Stated goal: Output the entries below exactly as written, omitting pictures.

[Start Dataset]

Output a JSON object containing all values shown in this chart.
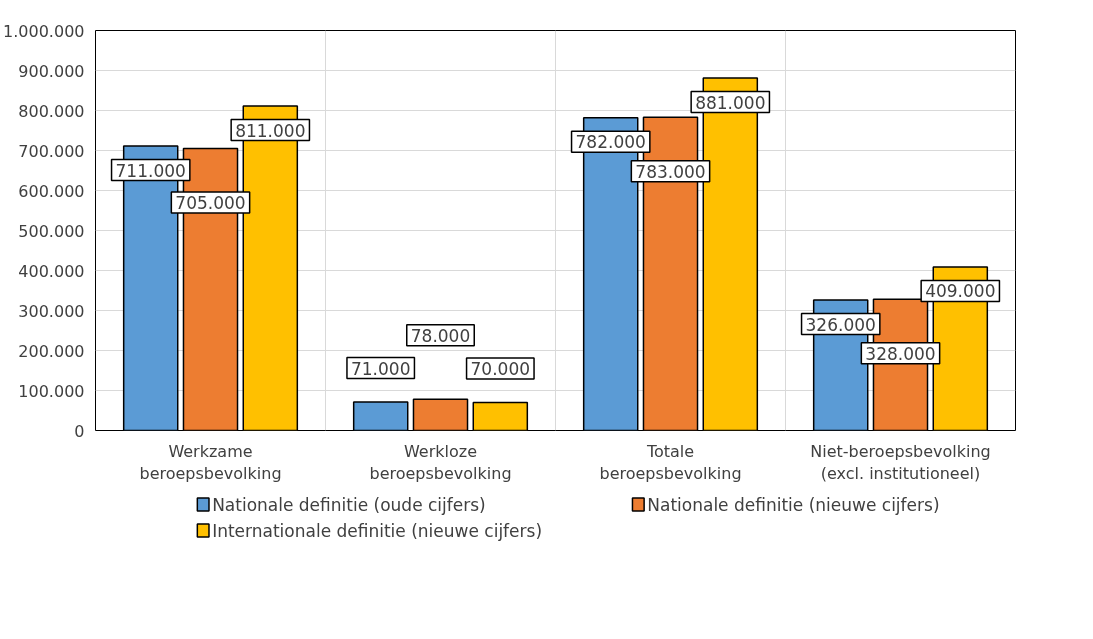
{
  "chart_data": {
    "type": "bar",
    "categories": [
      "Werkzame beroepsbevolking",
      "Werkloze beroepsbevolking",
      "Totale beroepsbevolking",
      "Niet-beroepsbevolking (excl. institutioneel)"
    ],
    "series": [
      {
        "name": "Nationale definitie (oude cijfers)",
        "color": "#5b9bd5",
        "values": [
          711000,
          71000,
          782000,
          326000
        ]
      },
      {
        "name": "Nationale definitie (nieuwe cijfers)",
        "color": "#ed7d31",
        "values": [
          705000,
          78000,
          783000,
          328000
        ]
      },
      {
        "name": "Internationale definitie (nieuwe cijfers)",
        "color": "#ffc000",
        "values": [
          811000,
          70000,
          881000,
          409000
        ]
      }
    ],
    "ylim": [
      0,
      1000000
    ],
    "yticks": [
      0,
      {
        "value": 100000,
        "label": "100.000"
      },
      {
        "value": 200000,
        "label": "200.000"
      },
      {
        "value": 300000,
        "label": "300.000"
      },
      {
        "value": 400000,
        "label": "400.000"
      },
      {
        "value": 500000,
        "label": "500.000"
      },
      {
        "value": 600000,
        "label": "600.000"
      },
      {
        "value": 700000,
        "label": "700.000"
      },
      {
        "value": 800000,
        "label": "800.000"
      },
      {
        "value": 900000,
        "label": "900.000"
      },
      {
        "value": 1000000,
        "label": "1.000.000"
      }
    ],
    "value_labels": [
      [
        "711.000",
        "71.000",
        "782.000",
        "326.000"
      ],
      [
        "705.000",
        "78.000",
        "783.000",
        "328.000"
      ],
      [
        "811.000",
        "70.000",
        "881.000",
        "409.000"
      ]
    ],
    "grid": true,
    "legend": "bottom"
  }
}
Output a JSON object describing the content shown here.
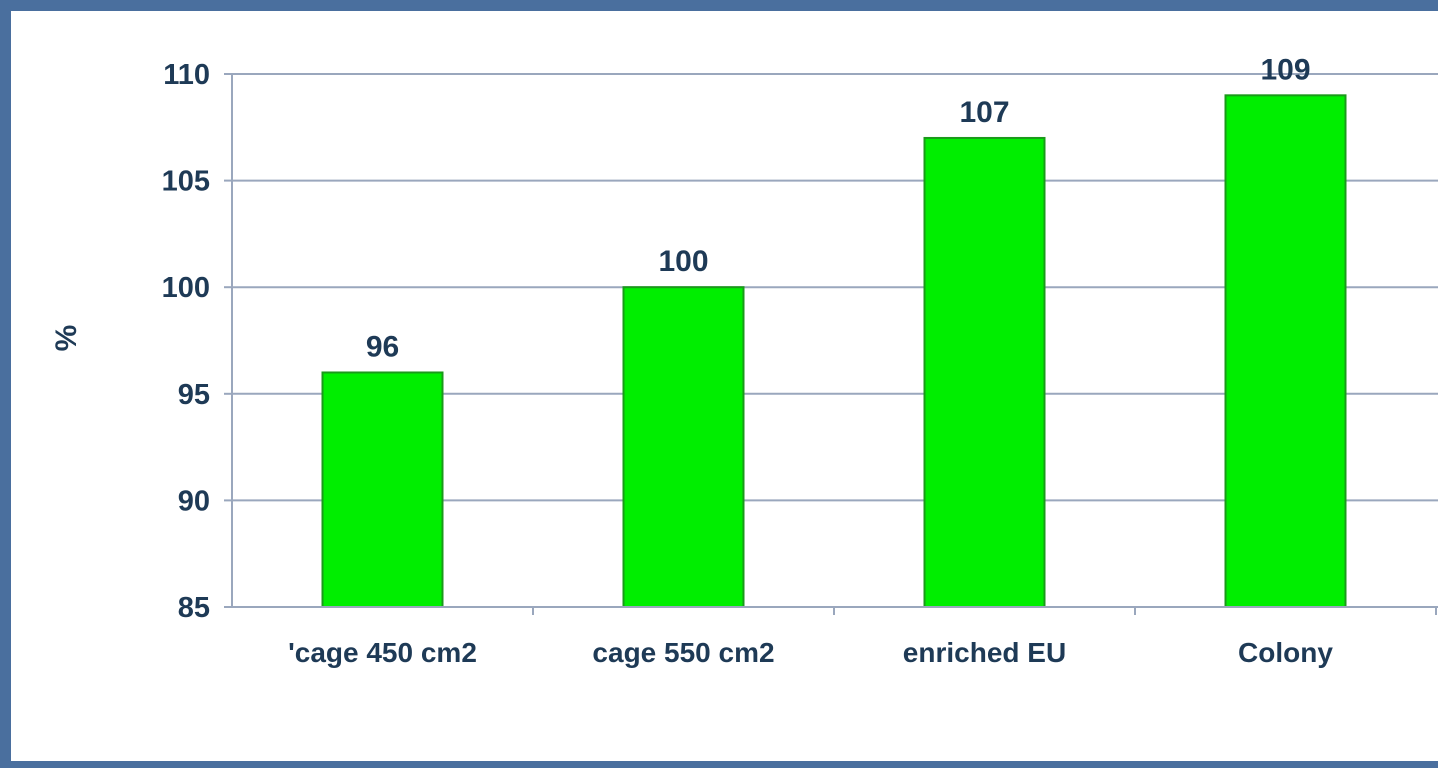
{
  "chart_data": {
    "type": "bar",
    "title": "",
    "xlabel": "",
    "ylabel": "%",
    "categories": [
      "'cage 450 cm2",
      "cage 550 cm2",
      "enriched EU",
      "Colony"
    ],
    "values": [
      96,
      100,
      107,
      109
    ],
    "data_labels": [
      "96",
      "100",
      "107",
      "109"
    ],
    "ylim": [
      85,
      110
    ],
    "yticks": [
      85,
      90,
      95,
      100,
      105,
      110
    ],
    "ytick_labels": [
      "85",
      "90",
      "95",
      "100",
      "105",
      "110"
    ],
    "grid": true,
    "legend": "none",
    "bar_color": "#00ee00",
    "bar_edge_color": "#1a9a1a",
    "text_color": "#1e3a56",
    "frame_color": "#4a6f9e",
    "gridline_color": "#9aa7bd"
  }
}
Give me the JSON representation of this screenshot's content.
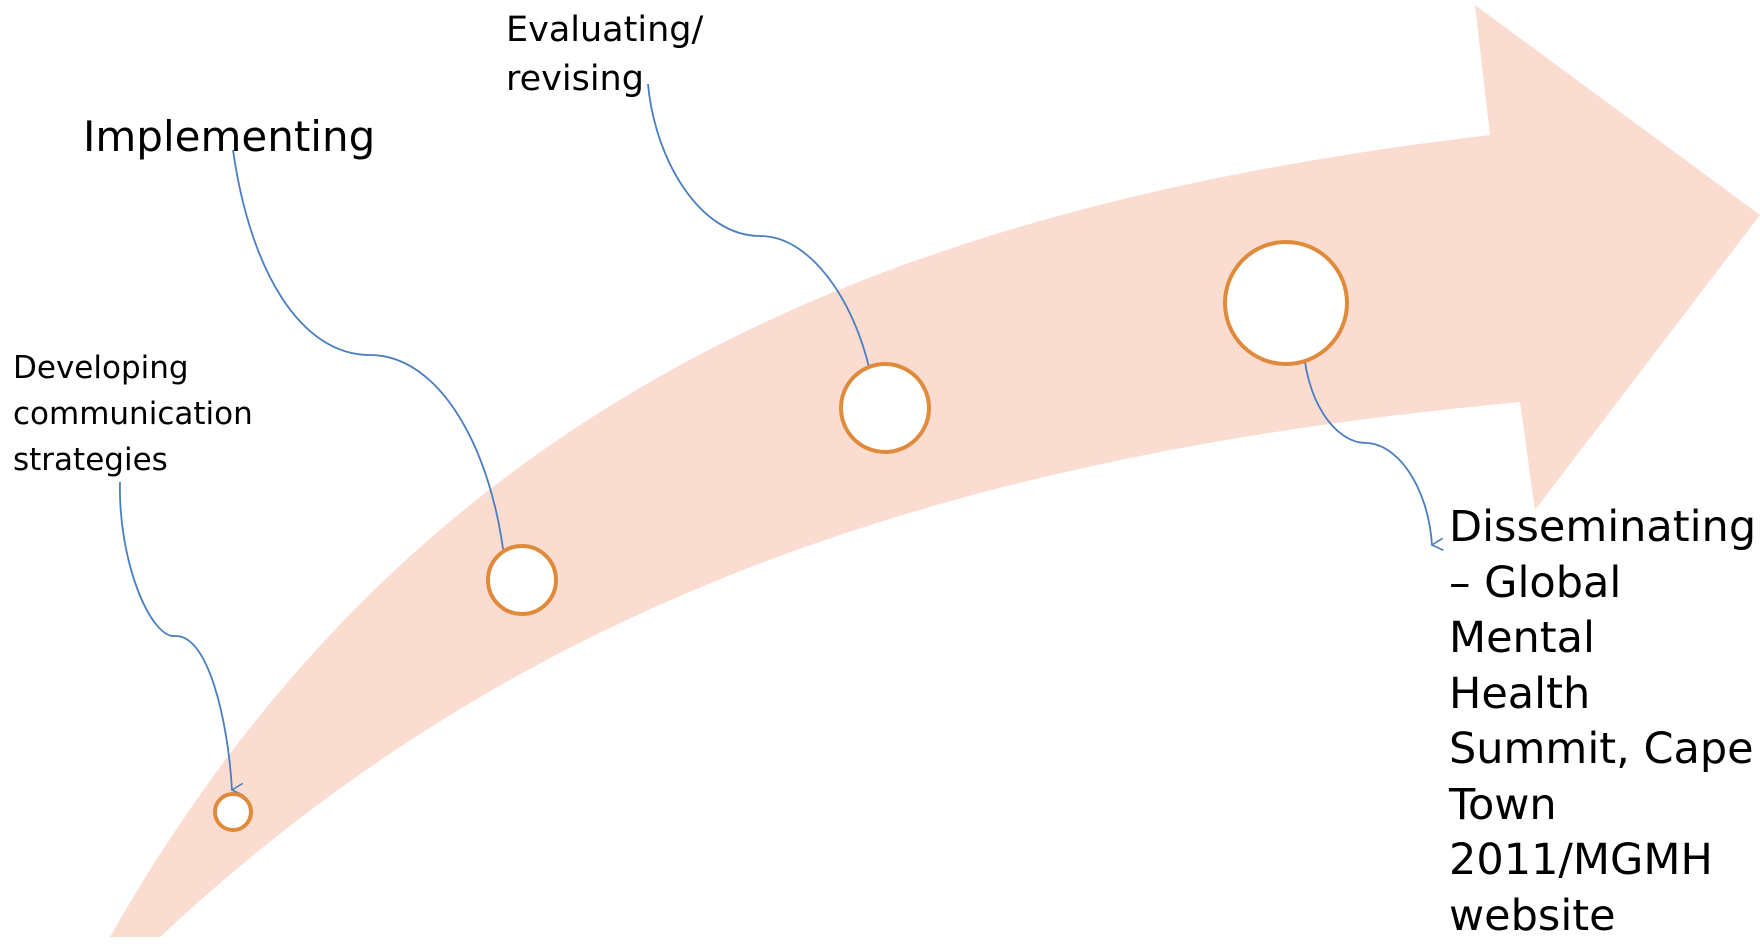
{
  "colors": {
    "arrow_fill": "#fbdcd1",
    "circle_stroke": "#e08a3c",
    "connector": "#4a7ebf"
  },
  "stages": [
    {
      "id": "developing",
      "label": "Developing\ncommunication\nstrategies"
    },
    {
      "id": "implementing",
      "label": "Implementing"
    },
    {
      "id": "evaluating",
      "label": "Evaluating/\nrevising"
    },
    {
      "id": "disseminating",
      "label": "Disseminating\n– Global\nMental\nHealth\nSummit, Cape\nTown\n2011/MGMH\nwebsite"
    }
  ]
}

[End Dataset]

Output of the exercise:
Output a JSON object containing all values shown in this chart.
{
  "chart_data": {
    "type": "bar",
    "categories": [
      "Werkzame beroepsbevolking",
      "Werkloze beroepsbevolking",
      "Totale beroepsbevolking",
      "Niet-beroepsbevolking (excl. institutioneel)"
    ],
    "series": [
      {
        "name": "Nationale definitie (oude cijfers)",
        "color": "#5b9bd5",
        "values": [
          711000,
          71000,
          782000,
          326000
        ]
      },
      {
        "name": "Nationale definitie (nieuwe cijfers)",
        "color": "#ed7d31",
        "values": [
          705000,
          78000,
          783000,
          328000
        ]
      },
      {
        "name": "Internationale definitie (nieuwe cijfers)",
        "color": "#ffc000",
        "values": [
          811000,
          70000,
          881000,
          409000
        ]
      }
    ],
    "ylim": [
      0,
      1000000
    ],
    "yticks": [
      0,
      {
        "value": 100000,
        "label": "100.000"
      },
      {
        "value": 200000,
        "label": "200.000"
      },
      {
        "value": 300000,
        "label": "300.000"
      },
      {
        "value": 400000,
        "label": "400.000"
      },
      {
        "value": 500000,
        "label": "500.000"
      },
      {
        "value": 600000,
        "label": "600.000"
      },
      {
        "value": 700000,
        "label": "700.000"
      },
      {
        "value": 800000,
        "label": "800.000"
      },
      {
        "value": 900000,
        "label": "900.000"
      },
      {
        "value": 1000000,
        "label": "1.000.000"
      }
    ],
    "value_labels": [
      [
        "711.000",
        "71.000",
        "782.000",
        "326.000"
      ],
      [
        "705.000",
        "78.000",
        "783.000",
        "328.000"
      ],
      [
        "811.000",
        "70.000",
        "881.000",
        "409.000"
      ]
    ],
    "grid": true,
    "legend": "bottom"
  }
}
Output a JSON object describing the content shown here.
{
  "chart_data": {
    "type": "bar",
    "title": "",
    "xlabel": "",
    "ylabel": "%",
    "categories": [
      "'cage 450 cm2",
      "cage 550 cm2",
      "enriched EU",
      "Colony"
    ],
    "values": [
      96,
      100,
      107,
      109
    ],
    "data_labels": [
      "96",
      "100",
      "107",
      "109"
    ],
    "ylim": [
      85,
      110
    ],
    "yticks": [
      85,
      90,
      95,
      100,
      105,
      110
    ],
    "ytick_labels": [
      "85",
      "90",
      "95",
      "100",
      "105",
      "110"
    ],
    "grid": true,
    "legend": "none",
    "bar_color": "#00ee00",
    "bar_edge_color": "#1a9a1a",
    "text_color": "#1e3a56",
    "frame_color": "#4a6f9e",
    "gridline_color": "#9aa7bd"
  }
}
Give me the JSON representation of this screenshot's content.
{
  "colors": {
    "arrow_fill": "#fbdcd1",
    "circle_stroke": "#e08a3c",
    "connector": "#4a7ebf"
  },
  "stages": [
    {
      "id": "developing",
      "label": "Developing\ncommunication\nstrategies"
    },
    {
      "id": "implementing",
      "label": "Implementing"
    },
    {
      "id": "evaluating",
      "label": "Evaluating/\nrevising"
    },
    {
      "id": "disseminating",
      "label": "Disseminating\n– Global\nMental\nHealth\nSummit, Cape\nTown\n2011/MGMH\nwebsite"
    }
  ]
}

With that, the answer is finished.